— Start of GIVEN DATA —

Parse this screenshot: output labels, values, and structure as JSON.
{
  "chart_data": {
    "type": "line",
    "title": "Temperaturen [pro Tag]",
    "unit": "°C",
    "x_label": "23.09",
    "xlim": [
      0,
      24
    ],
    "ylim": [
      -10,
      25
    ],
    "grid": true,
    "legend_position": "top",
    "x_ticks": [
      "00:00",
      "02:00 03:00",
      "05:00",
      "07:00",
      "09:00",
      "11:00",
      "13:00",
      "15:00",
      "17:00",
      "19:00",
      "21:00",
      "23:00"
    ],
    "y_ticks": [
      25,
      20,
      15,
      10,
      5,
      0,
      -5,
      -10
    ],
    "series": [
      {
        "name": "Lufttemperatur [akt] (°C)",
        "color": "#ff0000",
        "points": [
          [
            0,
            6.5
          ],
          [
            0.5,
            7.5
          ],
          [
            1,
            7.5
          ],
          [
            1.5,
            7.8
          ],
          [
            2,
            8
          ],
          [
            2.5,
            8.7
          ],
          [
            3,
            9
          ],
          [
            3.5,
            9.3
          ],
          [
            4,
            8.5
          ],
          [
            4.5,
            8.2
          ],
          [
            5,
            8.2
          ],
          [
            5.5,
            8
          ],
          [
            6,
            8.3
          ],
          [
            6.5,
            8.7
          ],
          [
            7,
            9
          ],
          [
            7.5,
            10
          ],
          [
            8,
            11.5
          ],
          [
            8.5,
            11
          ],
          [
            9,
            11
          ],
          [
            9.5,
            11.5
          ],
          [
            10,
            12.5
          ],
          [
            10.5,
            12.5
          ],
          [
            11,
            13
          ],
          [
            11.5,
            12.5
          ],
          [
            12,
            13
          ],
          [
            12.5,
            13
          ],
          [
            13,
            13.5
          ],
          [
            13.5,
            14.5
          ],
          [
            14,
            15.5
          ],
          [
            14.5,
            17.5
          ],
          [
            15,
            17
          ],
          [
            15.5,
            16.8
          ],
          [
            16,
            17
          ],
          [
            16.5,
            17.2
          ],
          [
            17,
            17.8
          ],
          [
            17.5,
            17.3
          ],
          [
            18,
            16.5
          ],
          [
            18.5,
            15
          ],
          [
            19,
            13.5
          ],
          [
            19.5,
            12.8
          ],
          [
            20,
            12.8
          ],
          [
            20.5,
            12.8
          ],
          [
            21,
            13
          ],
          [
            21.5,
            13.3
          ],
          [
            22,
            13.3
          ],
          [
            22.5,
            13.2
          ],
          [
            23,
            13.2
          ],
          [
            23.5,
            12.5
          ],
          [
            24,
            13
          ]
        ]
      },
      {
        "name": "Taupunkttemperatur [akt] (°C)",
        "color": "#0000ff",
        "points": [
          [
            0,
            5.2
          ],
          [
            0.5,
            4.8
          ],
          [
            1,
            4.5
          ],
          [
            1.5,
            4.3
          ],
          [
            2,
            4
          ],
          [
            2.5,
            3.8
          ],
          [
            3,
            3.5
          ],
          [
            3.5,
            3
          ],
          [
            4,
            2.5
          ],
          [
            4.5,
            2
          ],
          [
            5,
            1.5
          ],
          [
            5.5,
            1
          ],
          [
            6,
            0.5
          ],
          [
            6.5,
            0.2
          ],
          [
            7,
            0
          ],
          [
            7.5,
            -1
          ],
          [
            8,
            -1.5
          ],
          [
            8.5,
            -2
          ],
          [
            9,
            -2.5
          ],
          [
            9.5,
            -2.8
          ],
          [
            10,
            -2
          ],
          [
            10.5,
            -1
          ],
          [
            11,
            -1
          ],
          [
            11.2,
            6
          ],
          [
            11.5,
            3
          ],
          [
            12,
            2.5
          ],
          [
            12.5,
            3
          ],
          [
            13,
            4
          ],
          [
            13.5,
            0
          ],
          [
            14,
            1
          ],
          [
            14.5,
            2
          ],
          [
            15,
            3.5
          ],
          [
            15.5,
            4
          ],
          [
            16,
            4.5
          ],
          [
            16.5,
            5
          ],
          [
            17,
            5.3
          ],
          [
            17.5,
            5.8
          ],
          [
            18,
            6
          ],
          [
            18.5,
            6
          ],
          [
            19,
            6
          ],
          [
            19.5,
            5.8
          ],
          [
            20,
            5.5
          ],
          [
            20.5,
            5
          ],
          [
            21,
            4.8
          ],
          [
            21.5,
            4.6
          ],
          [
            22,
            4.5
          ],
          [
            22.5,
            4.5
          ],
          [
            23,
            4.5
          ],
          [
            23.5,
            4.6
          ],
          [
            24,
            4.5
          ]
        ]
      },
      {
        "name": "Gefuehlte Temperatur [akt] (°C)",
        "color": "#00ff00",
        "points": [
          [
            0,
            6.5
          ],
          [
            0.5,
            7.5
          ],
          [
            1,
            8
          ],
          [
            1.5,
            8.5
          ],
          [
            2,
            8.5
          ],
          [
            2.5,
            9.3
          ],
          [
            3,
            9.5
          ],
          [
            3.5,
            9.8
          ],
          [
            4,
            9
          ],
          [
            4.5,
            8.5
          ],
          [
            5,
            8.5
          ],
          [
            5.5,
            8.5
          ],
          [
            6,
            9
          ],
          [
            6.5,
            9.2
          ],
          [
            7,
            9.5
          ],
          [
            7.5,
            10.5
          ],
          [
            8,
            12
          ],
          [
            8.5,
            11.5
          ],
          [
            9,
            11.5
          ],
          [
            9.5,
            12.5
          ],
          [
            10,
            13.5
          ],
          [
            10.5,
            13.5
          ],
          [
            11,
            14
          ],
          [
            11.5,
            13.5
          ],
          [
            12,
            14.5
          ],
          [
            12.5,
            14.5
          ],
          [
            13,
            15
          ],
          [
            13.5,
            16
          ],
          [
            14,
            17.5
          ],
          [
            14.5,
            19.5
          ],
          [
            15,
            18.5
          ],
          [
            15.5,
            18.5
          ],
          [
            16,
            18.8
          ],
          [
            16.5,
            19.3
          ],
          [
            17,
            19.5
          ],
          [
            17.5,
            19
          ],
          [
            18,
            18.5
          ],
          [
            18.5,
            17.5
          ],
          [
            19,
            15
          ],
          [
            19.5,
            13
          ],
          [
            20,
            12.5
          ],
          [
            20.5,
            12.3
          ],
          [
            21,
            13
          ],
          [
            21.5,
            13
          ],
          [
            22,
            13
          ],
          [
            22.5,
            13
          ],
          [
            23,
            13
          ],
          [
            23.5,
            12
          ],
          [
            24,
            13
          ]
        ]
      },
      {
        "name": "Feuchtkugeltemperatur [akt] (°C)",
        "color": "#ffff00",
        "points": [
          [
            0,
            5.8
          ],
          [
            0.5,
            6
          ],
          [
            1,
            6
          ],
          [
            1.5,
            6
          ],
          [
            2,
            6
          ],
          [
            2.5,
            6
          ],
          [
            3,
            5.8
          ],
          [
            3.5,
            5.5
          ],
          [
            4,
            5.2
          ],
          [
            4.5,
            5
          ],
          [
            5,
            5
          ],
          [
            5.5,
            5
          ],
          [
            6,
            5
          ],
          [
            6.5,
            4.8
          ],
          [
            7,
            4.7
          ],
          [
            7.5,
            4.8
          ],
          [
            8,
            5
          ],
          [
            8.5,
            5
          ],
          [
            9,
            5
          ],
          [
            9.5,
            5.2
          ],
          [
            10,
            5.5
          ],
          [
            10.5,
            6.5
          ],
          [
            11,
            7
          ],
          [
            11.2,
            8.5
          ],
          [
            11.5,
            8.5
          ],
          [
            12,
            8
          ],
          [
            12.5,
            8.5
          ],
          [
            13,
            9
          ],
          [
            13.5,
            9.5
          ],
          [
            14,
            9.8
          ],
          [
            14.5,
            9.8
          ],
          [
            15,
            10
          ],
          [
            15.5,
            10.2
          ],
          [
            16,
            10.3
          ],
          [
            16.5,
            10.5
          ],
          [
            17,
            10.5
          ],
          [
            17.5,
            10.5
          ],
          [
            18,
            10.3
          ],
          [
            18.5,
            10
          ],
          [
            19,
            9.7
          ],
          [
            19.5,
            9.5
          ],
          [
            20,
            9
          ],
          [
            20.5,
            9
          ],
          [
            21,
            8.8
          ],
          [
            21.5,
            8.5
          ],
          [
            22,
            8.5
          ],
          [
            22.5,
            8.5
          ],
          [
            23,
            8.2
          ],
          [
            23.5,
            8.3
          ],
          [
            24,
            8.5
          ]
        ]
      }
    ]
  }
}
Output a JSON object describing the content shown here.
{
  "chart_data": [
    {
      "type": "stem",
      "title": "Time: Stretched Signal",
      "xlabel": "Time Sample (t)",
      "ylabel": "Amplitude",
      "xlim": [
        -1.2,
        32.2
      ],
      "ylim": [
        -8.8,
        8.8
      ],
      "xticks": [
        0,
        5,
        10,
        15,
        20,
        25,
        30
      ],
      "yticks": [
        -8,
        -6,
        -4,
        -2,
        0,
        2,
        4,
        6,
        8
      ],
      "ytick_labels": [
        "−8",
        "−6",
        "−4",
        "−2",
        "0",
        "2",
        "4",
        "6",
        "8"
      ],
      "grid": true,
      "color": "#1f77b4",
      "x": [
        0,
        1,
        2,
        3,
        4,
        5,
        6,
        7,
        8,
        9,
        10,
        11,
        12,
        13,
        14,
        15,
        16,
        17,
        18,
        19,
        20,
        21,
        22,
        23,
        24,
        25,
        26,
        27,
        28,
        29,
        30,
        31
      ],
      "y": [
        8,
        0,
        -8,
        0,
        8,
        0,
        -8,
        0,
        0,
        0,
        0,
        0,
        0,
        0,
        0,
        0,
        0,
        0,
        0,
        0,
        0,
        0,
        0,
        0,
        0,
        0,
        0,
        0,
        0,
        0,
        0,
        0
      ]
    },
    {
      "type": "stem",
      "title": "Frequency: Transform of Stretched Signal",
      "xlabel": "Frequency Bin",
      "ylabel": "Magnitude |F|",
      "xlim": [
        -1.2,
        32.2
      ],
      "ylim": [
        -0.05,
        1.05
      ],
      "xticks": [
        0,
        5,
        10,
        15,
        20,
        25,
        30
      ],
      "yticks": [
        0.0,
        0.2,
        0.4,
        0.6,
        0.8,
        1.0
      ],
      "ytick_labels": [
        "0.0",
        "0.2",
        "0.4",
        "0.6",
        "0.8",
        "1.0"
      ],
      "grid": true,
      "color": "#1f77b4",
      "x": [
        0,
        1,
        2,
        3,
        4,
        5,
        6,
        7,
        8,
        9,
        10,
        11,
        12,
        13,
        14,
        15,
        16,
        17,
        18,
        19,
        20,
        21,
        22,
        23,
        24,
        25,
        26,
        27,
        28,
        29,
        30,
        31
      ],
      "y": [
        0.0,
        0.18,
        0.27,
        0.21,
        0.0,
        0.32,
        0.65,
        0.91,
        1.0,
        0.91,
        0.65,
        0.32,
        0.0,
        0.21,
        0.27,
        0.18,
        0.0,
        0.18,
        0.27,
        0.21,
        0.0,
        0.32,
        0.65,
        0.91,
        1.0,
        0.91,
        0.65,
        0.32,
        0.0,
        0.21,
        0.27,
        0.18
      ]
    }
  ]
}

— End of GIVEN DATA —

YOUR GOAL >> Check every line of the entries above for the word "color" and report how many lines contain it, giving the number only.

RESULT >> 6